Data to use:
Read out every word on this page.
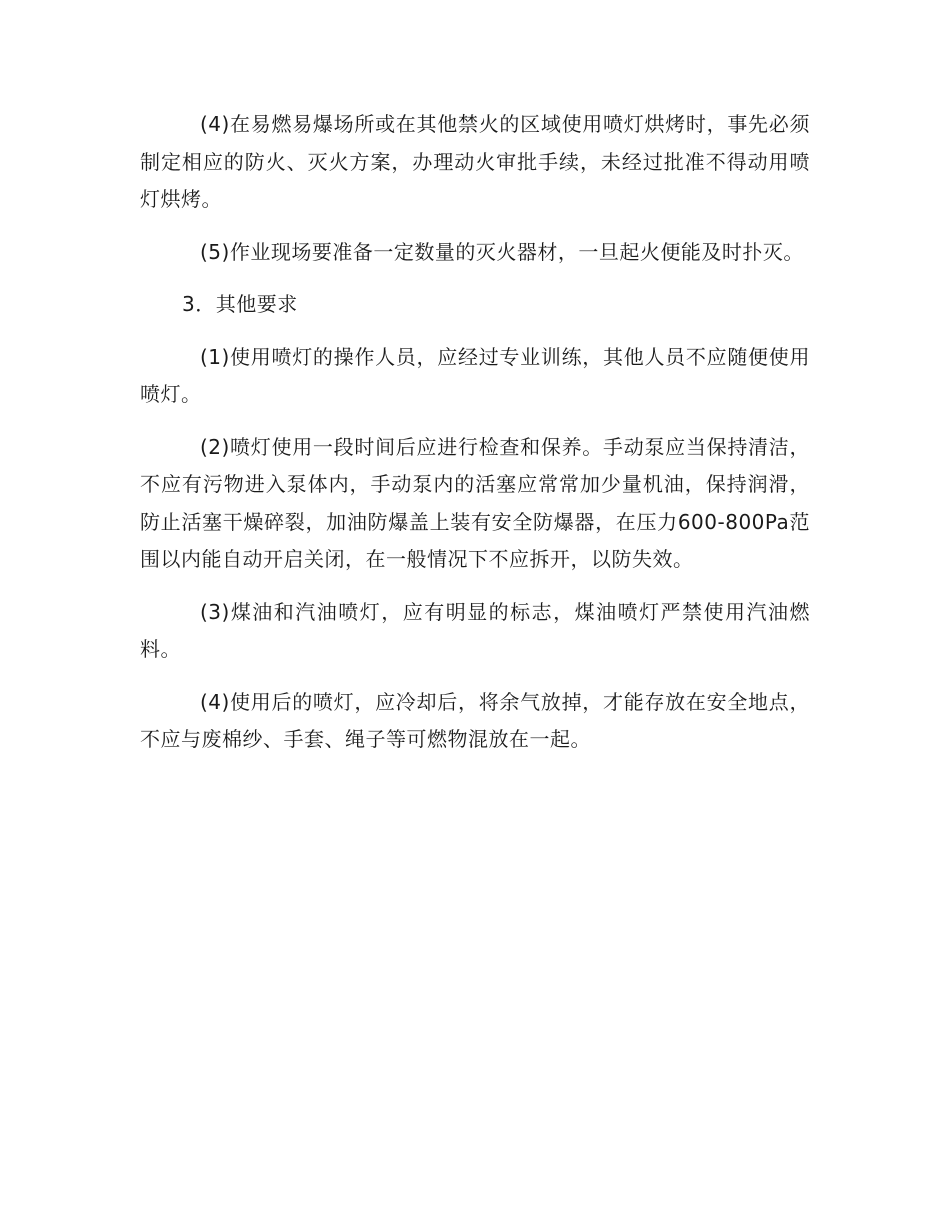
(4)在易燃易爆场所或在其他禁火的区域使用喷灯烘烤时，事先必须制定相应的防火、灭火方案，办理动火审批手续，未经过批准不得动用喷灯烘烤。

(5)作业现场要准备一定数量的灭火器材，一旦起火便能及时扑灭。

3．其他要求

(1)使用喷灯的操作人员，应经过专业训练，其他人员不应随便使用喷灯。

(2)喷灯使用一段时间后应进行检查和保养。手动泵应当保持清洁，不应有污物进入泵体内，手动泵内的活塞应常常加少量机油，保持润滑，防止活塞干燥碎裂，加油防爆盖上装有安全防爆器，在压力600-800Pa范围以内能自动开启关闭，在一般情况下不应拆开，以防失效。

(3)煤油和汽油喷灯，应有明显的标志，煤油喷灯严禁使用汽油燃料。

(4)使用后的喷灯，应冷却后，将余气放掉，才能存放在安全地点，不应与废棉纱、手套、绳子等可燃物混放在一起。
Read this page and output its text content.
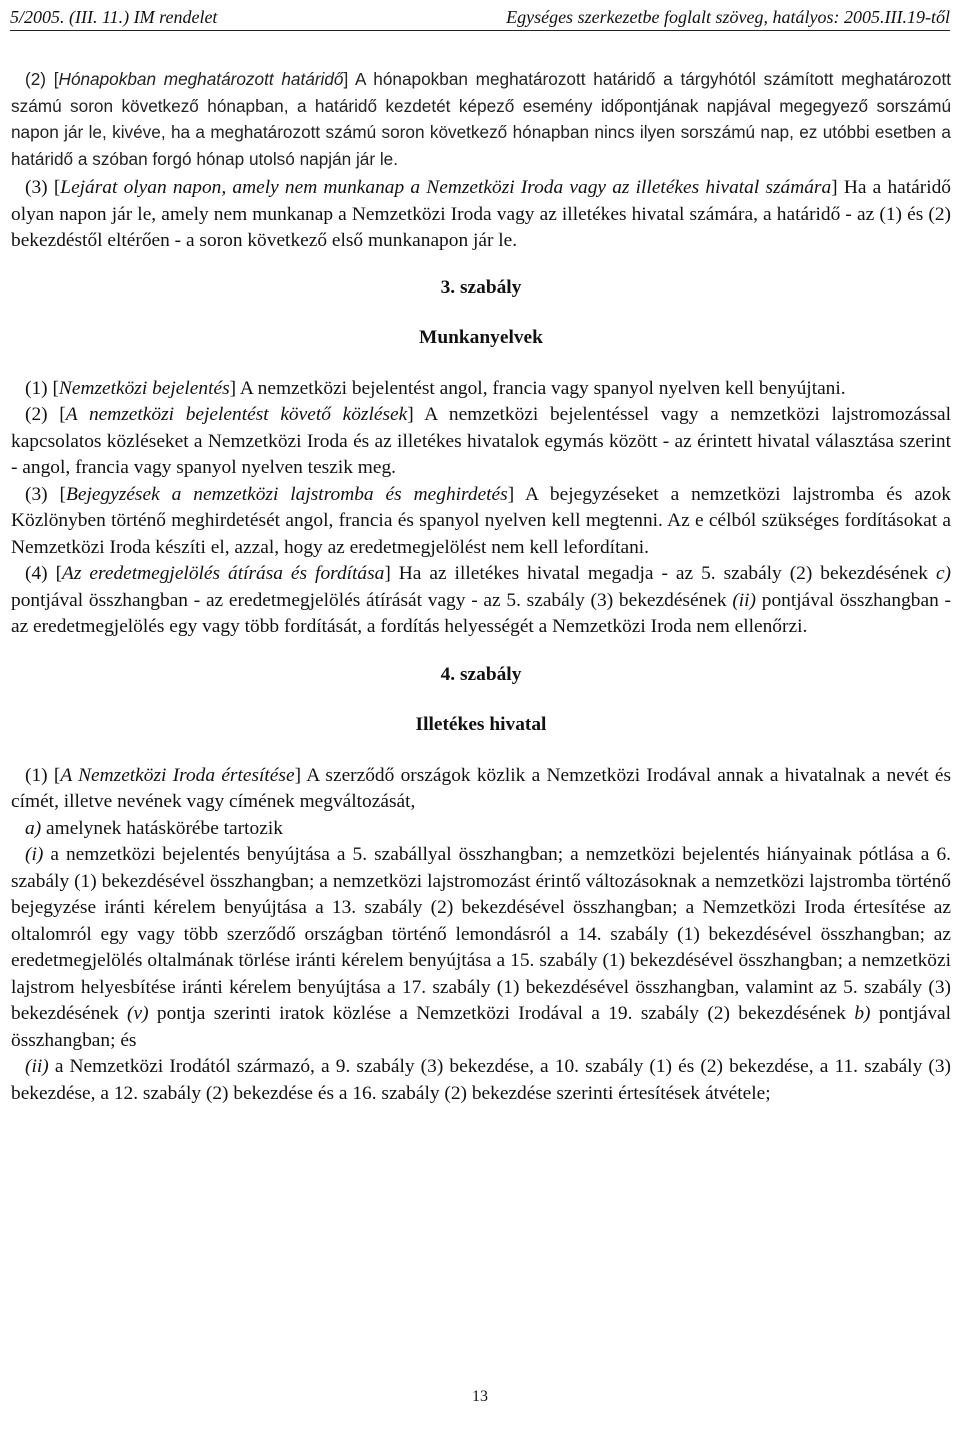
5/2005. (III. 11.) IM rendelet	Egységes szerkezetbe foglalt szöveg, hatályos: 2005.III.19-től

(2) [Hónapokban meghatározott határidő] A hónapokban meghatározott határidő a tárgyhótól számított meghatározott számú soron következő hónapban, a határidő kezdetét képező esemény időpontjának napjával megegyező sorszámú napon jár le, kivéve, ha a meghatározott számú soron következő hónapban nincs ilyen sorszámú nap, ez utóbbi esetben a határidő a szóban forgó hónap utolsó napján jár le.

(3) [Lejárat olyan napon, amely nem munkanap a Nemzetközi Iroda vagy az illetékes hivatal számára] Ha a határidő olyan napon jár le, amely nem munkanap a Nemzetközi Iroda vagy az illetékes hivatal számára, a határidő - az (1) és (2) bekezdéstől eltérően - a soron következő első munkanapon jár le.

3. szabály

Munkanyelvek

(1) [Nemzetközi bejelentés] A nemzetközi bejelentést angol, francia vagy spanyol nyelven kell benyújtani.

(2) [A nemzetközi bejelentést követő közlések] A nemzetközi bejelentéssel vagy a nemzetközi lajstromozással kapcsolatos közléseket a Nemzetközi Iroda és az illetékes hivatalok egymás között - az érintett hivatal választása szerint - angol, francia vagy spanyol nyelven teszik meg.

(3) [Bejegyzések a nemzetközi lajstromba és meghirdetés] A bejegyzéseket a nemzetközi lajstromba és azok Közlönyben történő meghirdetését angol, francia és spanyol nyelven kell megtenni. Az e célból szükséges fordításokat a Nemzetközi Iroda készíti el, azzal, hogy az eredetmegjelölést nem kell lefordítani.

(4) [Az eredetmegjelölés átírása és fordítása] Ha az illetékes hivatal megadja - az 5. szabály (2) bekezdésének c) pontjával összhangban - az eredetmegjelölés átírását vagy - az 5. szabály (3) bekezdésének (ii) pontjával összhangban - az eredetmegjelölés egy vagy több fordítását, a fordítás helyességét a Nemzetközi Iroda nem ellenőrzi.

4. szabály

Illetékes hivatal

(1) [A Nemzetközi Iroda értesítése] A szerződő országok közlik a Nemzetközi Irodával annak a hivatalnak a nevét és címét, illetve nevének vagy címének megváltozását,

a) amelynek hatáskörébe tartozik

(i) a nemzetközi bejelentés benyújtása a 5. szabállyal összhangban; a nemzetközi bejelentés hiányainak pótlása a 6. szabály (1) bekezdésével összhangban; a nemzetközi lajstromozást érintő változásoknak a nemzetközi lajstromba történő bejegyzése iránti kérelem benyújtása a 13. szabály (2) bekezdésével összhangban; a Nemzetközi Iroda értesítése az oltalomról egy vagy több szerződő országban történő lemondásról a 14. szabály (1) bekezdésével összhangban; az eredetmegjelölés oltalmának törlése iránti kérelem benyújtása a 15. szabály (1) bekezdésével összhangban; a nemzetközi lajstrom helyesbítése iránti kérelem benyújtása a 17. szabály (1) bekezdésével összhangban, valamint az 5. szabály (3) bekezdésének (v) pontja szerinti iratok közlése a Nemzetközi Irodával a 19. szabály (2) bekezdésének b) pontjával összhangban; és

(ii) a Nemzetközi Irodától származó, a 9. szabály (3) bekezdése, a 10. szabály (1) és (2) bekezdése, a 11. szabály (3) bekezdése, a 12. szabály (2) bekezdése és a 16. szabály (2) bekezdése szerinti értesítések átvétele;

13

Work to complete: State how many lines of the records above contain "nyelven", with no words besides the number.

Exercise solution: 3